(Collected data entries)
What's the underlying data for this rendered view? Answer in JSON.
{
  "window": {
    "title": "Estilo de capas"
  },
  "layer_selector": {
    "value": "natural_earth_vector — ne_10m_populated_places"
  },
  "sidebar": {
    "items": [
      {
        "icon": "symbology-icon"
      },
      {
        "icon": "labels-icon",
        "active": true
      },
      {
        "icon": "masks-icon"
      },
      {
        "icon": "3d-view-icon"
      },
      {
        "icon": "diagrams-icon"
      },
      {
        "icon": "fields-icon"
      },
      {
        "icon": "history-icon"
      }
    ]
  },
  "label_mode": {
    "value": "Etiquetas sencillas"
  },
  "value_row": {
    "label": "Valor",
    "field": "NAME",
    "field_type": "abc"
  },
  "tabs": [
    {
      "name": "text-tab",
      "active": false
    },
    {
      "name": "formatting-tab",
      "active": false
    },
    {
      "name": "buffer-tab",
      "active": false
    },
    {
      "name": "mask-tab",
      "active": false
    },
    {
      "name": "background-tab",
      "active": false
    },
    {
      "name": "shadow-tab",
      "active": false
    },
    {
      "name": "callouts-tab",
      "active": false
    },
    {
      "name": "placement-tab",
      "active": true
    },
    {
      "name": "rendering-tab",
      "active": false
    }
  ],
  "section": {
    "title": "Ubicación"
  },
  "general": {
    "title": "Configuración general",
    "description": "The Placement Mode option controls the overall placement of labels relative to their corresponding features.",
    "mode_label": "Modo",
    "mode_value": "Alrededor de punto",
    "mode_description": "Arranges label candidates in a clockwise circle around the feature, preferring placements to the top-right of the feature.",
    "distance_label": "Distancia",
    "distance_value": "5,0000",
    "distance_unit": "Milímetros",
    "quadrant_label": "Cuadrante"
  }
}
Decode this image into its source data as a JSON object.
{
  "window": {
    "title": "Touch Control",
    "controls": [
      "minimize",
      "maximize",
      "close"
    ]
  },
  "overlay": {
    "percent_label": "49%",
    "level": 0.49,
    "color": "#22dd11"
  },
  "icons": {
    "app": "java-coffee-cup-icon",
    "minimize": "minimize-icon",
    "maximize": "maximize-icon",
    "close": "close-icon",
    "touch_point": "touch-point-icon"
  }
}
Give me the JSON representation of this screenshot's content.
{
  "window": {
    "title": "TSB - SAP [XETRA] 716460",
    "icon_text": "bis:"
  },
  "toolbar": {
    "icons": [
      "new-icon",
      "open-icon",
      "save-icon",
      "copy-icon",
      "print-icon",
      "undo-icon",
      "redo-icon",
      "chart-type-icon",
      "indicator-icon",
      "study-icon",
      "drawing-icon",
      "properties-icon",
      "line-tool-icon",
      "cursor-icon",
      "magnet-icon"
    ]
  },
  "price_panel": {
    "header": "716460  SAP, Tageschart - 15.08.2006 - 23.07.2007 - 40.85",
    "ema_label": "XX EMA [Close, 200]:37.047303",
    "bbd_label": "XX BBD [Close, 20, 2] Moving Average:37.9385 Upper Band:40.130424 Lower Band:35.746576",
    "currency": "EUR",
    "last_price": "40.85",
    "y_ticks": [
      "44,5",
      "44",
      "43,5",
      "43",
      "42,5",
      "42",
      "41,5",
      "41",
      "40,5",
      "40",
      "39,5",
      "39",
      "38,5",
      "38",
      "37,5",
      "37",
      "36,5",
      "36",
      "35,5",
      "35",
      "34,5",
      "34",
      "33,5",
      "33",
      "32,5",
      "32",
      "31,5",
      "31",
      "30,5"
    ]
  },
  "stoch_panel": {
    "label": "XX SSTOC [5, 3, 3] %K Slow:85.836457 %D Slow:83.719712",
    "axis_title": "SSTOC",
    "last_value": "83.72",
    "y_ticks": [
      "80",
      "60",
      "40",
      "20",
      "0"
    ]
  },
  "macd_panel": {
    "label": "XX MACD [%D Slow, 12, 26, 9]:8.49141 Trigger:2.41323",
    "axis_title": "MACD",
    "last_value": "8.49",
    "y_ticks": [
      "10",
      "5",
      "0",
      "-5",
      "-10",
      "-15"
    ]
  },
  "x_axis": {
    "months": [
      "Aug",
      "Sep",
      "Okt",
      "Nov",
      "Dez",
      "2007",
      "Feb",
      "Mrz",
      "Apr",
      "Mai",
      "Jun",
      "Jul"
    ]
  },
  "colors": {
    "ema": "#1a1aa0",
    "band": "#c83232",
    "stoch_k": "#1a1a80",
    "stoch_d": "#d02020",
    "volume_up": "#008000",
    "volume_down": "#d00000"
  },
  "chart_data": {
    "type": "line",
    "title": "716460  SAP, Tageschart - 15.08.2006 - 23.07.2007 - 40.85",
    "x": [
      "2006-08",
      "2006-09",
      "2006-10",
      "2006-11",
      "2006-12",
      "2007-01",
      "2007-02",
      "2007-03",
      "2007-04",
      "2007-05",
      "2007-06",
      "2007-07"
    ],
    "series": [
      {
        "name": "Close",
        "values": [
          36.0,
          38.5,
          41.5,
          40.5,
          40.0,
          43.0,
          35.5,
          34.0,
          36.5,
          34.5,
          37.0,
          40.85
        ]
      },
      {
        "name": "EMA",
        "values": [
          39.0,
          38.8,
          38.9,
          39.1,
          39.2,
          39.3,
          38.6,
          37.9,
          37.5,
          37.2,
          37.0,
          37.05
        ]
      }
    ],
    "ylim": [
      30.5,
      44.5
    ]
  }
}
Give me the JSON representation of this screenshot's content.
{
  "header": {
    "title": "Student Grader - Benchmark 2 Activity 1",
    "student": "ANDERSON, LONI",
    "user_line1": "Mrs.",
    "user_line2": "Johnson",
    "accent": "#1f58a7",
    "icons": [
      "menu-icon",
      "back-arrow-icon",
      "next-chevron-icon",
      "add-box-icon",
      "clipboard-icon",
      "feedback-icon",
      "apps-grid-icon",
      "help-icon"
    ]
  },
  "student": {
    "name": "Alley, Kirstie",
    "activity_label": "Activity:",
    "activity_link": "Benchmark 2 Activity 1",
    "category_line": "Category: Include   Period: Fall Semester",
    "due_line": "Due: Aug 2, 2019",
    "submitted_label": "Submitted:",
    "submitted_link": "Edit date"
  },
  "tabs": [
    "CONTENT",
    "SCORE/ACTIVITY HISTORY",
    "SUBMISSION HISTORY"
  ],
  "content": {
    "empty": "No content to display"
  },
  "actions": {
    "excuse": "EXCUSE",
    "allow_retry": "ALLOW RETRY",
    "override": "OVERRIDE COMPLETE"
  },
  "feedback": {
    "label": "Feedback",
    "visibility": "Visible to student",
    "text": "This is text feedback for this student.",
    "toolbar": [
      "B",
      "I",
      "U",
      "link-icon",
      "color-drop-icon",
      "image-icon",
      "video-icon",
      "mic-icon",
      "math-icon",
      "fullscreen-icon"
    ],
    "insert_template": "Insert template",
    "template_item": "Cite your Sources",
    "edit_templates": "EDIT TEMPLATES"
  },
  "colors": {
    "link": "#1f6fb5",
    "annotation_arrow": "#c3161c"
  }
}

Short exercise
Report every line in the data above in which the word "SSTOC" appears.

In response
    "label": "XX SSTOC [5, 3, 3] %K Slow:85.836457 %D Slow:83.719712",
    "axis_title": "SSTOC",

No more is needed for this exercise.